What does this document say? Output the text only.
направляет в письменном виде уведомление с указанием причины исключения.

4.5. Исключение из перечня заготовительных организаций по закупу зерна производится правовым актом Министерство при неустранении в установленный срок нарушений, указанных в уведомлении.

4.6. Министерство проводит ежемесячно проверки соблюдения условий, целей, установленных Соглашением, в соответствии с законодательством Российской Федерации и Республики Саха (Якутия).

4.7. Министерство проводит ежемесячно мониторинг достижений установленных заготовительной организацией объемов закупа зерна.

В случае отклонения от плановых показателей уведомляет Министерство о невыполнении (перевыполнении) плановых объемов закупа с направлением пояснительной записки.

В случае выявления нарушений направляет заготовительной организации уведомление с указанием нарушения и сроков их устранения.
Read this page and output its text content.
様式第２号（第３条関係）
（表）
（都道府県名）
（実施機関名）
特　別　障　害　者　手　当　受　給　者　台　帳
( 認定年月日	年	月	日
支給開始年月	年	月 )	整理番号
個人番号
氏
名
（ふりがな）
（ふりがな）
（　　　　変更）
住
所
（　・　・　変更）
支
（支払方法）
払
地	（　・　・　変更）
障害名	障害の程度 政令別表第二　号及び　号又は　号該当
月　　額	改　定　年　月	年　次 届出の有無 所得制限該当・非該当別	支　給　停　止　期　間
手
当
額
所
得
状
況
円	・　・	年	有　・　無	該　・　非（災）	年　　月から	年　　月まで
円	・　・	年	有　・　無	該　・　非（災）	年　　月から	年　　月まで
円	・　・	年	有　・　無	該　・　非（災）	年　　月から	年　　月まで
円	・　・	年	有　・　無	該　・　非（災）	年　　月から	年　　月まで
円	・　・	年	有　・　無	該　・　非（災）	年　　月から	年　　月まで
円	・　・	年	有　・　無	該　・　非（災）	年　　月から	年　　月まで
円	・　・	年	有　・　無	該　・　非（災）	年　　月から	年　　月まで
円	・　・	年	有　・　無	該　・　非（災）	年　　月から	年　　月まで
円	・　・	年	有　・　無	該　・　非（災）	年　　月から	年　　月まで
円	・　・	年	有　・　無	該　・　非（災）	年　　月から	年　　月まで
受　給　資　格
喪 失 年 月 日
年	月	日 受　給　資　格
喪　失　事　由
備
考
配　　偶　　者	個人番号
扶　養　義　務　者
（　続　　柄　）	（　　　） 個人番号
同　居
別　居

____

Copy out the lines starting at the one containing "Read this page and output its text content." and ending with the last line of the entries. Include nothing else.

§ **OUTPUT OF THE EXERCISE**:
Read this page and output its text content.
様式第２号（第３条関係）
（表）
（都道府県名）
（実施機関名）
特　別　障　害　者　手　当　受　給　者　台　帳
( 認定年月日	年	月	日
支給開始年月	年	月 )	整理番号
個人番号
氏
名
（ふりがな）
（ふりがな）
（　　　　変更）
住
所
（　・　・　変更）
支
（支払方法）
払
地	（　・　・　変更）
障害名	障害の程度 政令別表第二　号及び　号又は　号該当
月　　額	改　定　年　月	年　次 届出の有無 所得制限該当・非該当別	支　給　停　止　期　間
手
当
額
所
得
状
況
円	・　・	年	有　・　無	該　・　非（災）	年　　月から	年　　月まで
円	・　・	年	有　・　無	該　・　非（災）	年　　月から	年　　月まで
円	・　・	年	有　・　無	該　・　非（災）	年　　月から	年　　月まで
円	・　・	年	有　・　無	該　・　非（災）	年　　月から	年　　月まで
円	・　・	年	有　・　無	該　・　非（災）	年　　月から	年　　月まで
円	・　・	年	有　・　無	該　・　非（災）	年　　月から	年　　月まで
円	・　・	年	有　・　無	該　・　非（災）	年　　月から	年　　月まで
円	・　・	年	有　・　無	該　・　非（災）	年　　月から	年　　月まで
円	・　・	年	有　・　無	該　・　非（災）	年　　月から	年　　月まで
円	・　・	年	有　・　無	該　・　非（災）	年　　月から	年　　月まで
受　給　資　格
喪 失 年 月 日
年	月	日 受　給　資　格
喪　失　事　由
備
考
配　　偶　　者	個人番号
扶　養　義　務　者
（　続　　柄　）	（　　　） 個人番号
同　居
別　居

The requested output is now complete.